Blood cysts of the heart are commonly reported as postmortem findings in infants. They regress spontaneously in most of the affected patients by the age of 6 months and are rare in adults.5,8 Most often, blood cysts within the heart occur on the valves or on the supporting structures of the valves.9 They are often asymptomatic but few cases resulting in embolization and valvular dysfunctions have been reported.10-11

Blood cysts involving heart valves were first reported by Elsässer in 1844.12 These cysts are usually blood-filled nodules measuring 1-2 mm, which are commonly associated with the atrioventricular valves, but they have also been reported as attached to the semilunar valves.1,5,13,14,15,16

Several theories have been proposed in order to explain the development of blood cysts. The first one advises that they are formed during valve development as a result of blood being pressed and trapped in crevices that are later sealed off. This hypothesis could be a plausible explanation for cysts in infants.10 The second theory submits that blood cysts are the result of hematoma formation in the subvalvular region secondary to the occlusion of small vascular branches of end arteries due to inflammation, vagal stimulation, anoxia, or hemorrhagic events. The third theory postulates that the primitive pericardium abnormally migrates into the myocardium to form fibrous structures. The fourth and fifth theories suggest that these blood cysts simply represent ectatic or dilated blood vessels in the valves or angiomas.10 However, there is still no consensus regarding their development.10,17,18

Echocardiography was first used to identify a blood cyst in 1983 and remains an excellent modality to diagnose this rare condition. TEE is an important diagnostic modality for cardiac masses. It allows better visualization of the intracardiac structures and of the great vessels than TTE, provides more clear information regarding intracardiac chamber size and function and also of the valvular function.19,20,21

Some authors suggest using contrast echocardiography for a certain diagnosis, as well as for differentiating other etiologies. When injected, the contrast substance gets into the blood cyst either during systole22 or dyastole23, showing the communication with the ventricular cavity.

[Dataset entries]
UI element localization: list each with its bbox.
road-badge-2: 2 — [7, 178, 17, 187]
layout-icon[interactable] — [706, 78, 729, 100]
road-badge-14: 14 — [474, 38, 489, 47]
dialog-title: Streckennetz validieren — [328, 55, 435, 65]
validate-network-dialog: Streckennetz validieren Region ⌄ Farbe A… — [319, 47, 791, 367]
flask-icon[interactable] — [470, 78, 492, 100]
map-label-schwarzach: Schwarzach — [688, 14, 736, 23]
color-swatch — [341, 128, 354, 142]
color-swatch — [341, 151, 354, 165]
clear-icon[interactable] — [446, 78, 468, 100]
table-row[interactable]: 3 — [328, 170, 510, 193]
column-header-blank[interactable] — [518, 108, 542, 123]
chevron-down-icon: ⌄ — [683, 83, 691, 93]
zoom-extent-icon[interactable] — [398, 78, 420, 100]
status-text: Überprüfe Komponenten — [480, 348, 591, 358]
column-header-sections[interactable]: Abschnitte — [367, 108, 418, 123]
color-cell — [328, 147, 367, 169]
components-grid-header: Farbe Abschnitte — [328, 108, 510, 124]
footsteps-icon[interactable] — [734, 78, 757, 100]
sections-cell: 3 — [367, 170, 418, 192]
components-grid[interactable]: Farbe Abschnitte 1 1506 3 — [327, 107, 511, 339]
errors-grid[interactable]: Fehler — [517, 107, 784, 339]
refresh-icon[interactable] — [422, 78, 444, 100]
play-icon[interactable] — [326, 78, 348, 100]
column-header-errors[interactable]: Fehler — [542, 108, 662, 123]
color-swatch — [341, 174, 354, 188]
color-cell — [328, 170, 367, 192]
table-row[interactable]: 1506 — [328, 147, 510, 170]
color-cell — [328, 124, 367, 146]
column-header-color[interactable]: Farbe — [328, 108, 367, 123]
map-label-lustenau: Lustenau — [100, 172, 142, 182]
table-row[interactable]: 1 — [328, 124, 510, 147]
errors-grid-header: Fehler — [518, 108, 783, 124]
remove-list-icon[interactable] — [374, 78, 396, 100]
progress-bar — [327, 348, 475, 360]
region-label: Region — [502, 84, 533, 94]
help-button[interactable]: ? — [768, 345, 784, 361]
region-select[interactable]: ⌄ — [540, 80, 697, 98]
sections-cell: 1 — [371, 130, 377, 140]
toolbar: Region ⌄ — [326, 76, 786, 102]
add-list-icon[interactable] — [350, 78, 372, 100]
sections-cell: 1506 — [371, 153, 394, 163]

* Task goal *
Please reproduce the passage on blood cysts of the heart word for word, from "Some authors suggest" up to and including "the ventricular cavity.". The records are separate material, unrelated to the passage on blood cysts of the heart.

* Solution to this exercise *
Some authors suggest using contrast echocardiography for a certain diagnosis, as well as for differentiating other etiologies. When injected, the contrast substance gets into the blood cyst either during systole22 or dyastole23, showing the communication with the ventricular cavity.